Reproduce all the entries exactly.

######

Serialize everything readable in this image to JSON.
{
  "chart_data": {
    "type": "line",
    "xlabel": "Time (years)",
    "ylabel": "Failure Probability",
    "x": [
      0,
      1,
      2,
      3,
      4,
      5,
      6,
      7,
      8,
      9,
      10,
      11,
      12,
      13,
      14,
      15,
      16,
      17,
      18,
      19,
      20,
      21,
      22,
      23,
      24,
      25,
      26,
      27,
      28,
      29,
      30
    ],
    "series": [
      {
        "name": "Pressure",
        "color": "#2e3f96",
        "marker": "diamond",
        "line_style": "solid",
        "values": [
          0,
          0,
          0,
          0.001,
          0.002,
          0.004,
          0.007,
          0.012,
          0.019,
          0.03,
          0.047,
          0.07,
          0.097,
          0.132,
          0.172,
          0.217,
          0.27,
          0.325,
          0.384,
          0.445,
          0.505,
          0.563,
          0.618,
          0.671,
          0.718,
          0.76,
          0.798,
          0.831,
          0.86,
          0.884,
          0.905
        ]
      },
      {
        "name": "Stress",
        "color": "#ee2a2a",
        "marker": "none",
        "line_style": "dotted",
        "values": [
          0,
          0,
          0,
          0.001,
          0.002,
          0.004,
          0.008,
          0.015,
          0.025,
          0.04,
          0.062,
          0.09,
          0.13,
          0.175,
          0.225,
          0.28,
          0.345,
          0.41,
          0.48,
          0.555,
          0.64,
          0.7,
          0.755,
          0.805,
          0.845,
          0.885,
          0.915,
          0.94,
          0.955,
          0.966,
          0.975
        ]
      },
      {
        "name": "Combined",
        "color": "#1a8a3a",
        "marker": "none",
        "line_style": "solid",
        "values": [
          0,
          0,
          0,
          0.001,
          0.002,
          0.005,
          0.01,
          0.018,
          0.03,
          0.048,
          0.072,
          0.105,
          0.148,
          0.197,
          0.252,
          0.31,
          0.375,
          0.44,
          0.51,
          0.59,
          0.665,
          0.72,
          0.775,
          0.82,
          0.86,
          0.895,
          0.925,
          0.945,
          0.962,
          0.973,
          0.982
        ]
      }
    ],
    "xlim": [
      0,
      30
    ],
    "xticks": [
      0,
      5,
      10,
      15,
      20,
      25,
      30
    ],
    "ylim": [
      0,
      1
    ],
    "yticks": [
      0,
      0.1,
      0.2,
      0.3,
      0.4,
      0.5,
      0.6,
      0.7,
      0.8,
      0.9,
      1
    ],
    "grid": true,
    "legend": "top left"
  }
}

######

Exercise response:
Serialize everything readable in this image to JSON.
{
  "chart_data": {
    "type": "line",
    "xlabel": "Time (years)",
    "ylabel": "Failure Probability",
    "x": [
      0,
      1,
      2,
      3,
      4,
      5,
      6,
      7,
      8,
      9,
      10,
      11,
      12,
      13,
      14,
      15,
      16,
      17,
      18,
      19,
      20,
      21,
      22,
      23,
      24,
      25,
      26,
      27,
      28,
      29,
      30
    ],
    "series": [
      {
        "name": "Pressure",
        "color": "#2e3f96",
        "marker": "diamond",
        "line_style": "solid",
        "values": [
          0,
          0,
          0,
          0.001,
          0.002,
          0.004,
          0.007,
          0.012,
          0.019,
          0.03,
          0.047,
          0.07,
          0.097,
          0.132,
          0.172,
          0.217,
          0.27,
          0.325,
          0.384,
          0.445,
          0.505,
          0.563,
          0.618,
          0.671,
          0.718,
          0.76,
          0.798,
          0.831,
          0.86,
          0.884,
          0.905
        ]
      },
      {
        "name": "Stress",
        "color": "#ee2a2a",
        "marker": "none",
        "line_style": "dotted",
        "values": [
          0,
          0,
          0,
          0.001,
          0.002,
          0.004,
          0.008,
          0.015,
          0.025,
          0.04,
          0.062,
          0.09,
          0.13,
          0.175,
          0.225,
          0.28,
          0.345,
          0.41,
          0.48,
          0.555,
          0.64,
          0.7,
          0.755,
          0.805,
          0.845,
          0.885,
          0.915,
          0.94,
          0.955,
          0.966,
          0.975
        ]
      },
      {
        "name": "Combined",
        "color": "#1a8a3a",
        "marker": "none",
        "line_style": "solid",
        "values": [
          0,
          0,
          0,
          0.001,
          0.002,
          0.005,
          0.01,
          0.018,
          0.03,
          0.048,
          0.072,
          0.105,
          0.148,
          0.197,
          0.252,
          0.31,
          0.375,
          0.44,
          0.51,
          0.59,
          0.665,
          0.72,
          0.775,
          0.82,
          0.86,
          0.895,
          0.925,
          0.945,
          0.962,
          0.973,
          0.982
        ]
      }
    ],
    "xlim": [
      0,
      30
    ],
    "xticks": [
      0,
      5,
      10,
      15,
      20,
      25,
      30
    ],
    "ylim": [
      0,
      1
    ],
    "yticks": [
      0,
      0.1,
      0.2,
      0.3,
      0.4,
      0.5,
      0.6,
      0.7,
      0.8,
      0.9,
      1
    ],
    "grid": true,
    "legend": "top left"
  }
}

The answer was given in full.